(Saved entries)
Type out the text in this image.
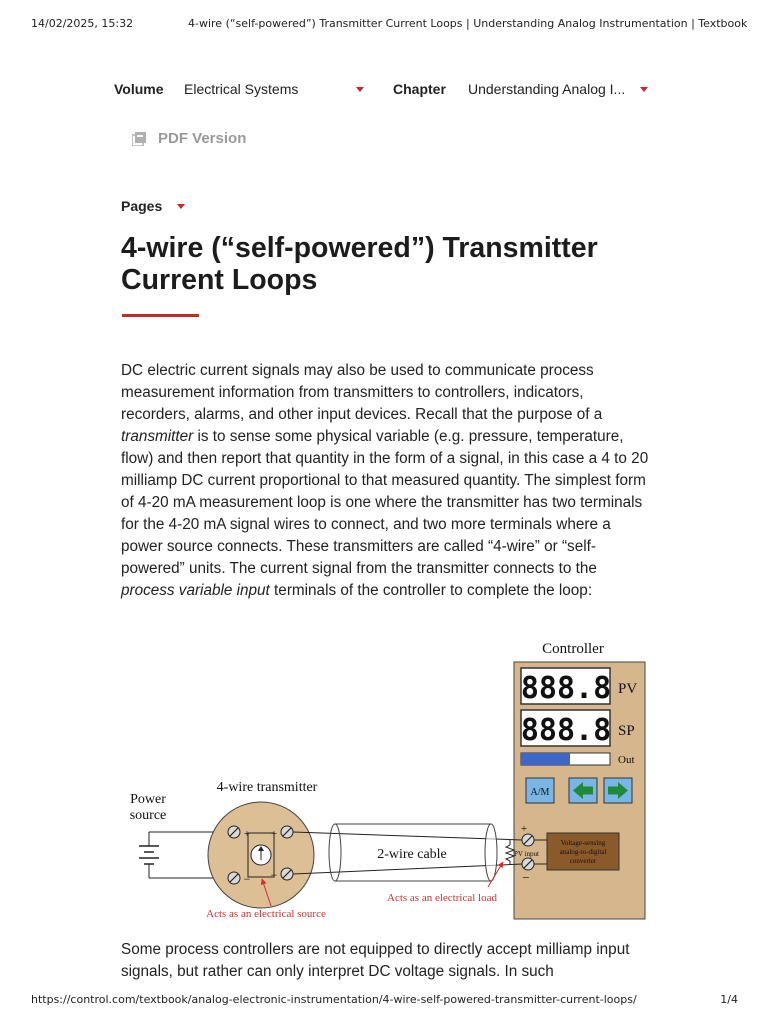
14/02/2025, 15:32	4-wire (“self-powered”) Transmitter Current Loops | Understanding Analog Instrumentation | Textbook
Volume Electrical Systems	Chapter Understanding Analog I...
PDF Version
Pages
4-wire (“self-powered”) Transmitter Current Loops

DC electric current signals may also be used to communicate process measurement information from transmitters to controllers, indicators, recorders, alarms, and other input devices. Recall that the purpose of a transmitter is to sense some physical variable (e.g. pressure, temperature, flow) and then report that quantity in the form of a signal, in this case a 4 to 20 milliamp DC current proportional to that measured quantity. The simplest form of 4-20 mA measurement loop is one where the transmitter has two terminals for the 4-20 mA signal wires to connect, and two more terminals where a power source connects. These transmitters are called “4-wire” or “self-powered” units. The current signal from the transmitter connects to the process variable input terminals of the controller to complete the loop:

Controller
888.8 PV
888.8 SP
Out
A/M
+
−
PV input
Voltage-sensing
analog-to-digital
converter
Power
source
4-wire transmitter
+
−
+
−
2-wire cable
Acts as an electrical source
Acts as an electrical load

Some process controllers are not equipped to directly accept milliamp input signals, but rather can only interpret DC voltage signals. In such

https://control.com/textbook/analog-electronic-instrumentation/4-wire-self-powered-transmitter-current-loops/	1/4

WHAT IS REQUIRED:
Repeat every record precisely. Any picture among them stays out of the copy.

THE SOLUTION:
Type out the text in this image.
14/02/2025, 15:32	4-wire (“self-powered”) Transmitter Current Loops | Understanding Analog Instrumentation | Textbook
Volume Electrical Systems	Chapter Understanding Analog I...
PDF Version
Pages
4-wire (“self-powered”) Transmitter Current Loops

DC electric current signals may also be used to communicate process measurement information from transmitters to controllers, indicators, recorders, alarms, and other input devices. Recall that the purpose of a transmitter is to sense some physical variable (e.g. pressure, temperature, flow) and then report that quantity in the form of a signal, in this case a 4 to 20 milliamp DC current proportional to that measured quantity. The simplest form of 4-20 mA measurement loop is one where the transmitter has two terminals for the 4-20 mA signal wires to connect, and two more terminals where a power source connects. These transmitters are called “4-wire” or “self-powered” units. The current signal from the transmitter connects to the process variable input terminals of the controller to complete the loop:

Controller
888.8 PV
888.8 SP
Out
A/M
+
−
PV input
Voltage-sensing
analog-to-digital
converter
Power
source
4-wire transmitter
+
−
+
−
2-wire cable
Acts as an electrical source
Acts as an electrical load

Some process controllers are not equipped to directly accept milliamp input signals, but rather can only interpret DC voltage signals. In such

https://control.com/textbook/analog-electronic-instrumentation/4-wire-self-powered-transmitter-current-loops/	1/4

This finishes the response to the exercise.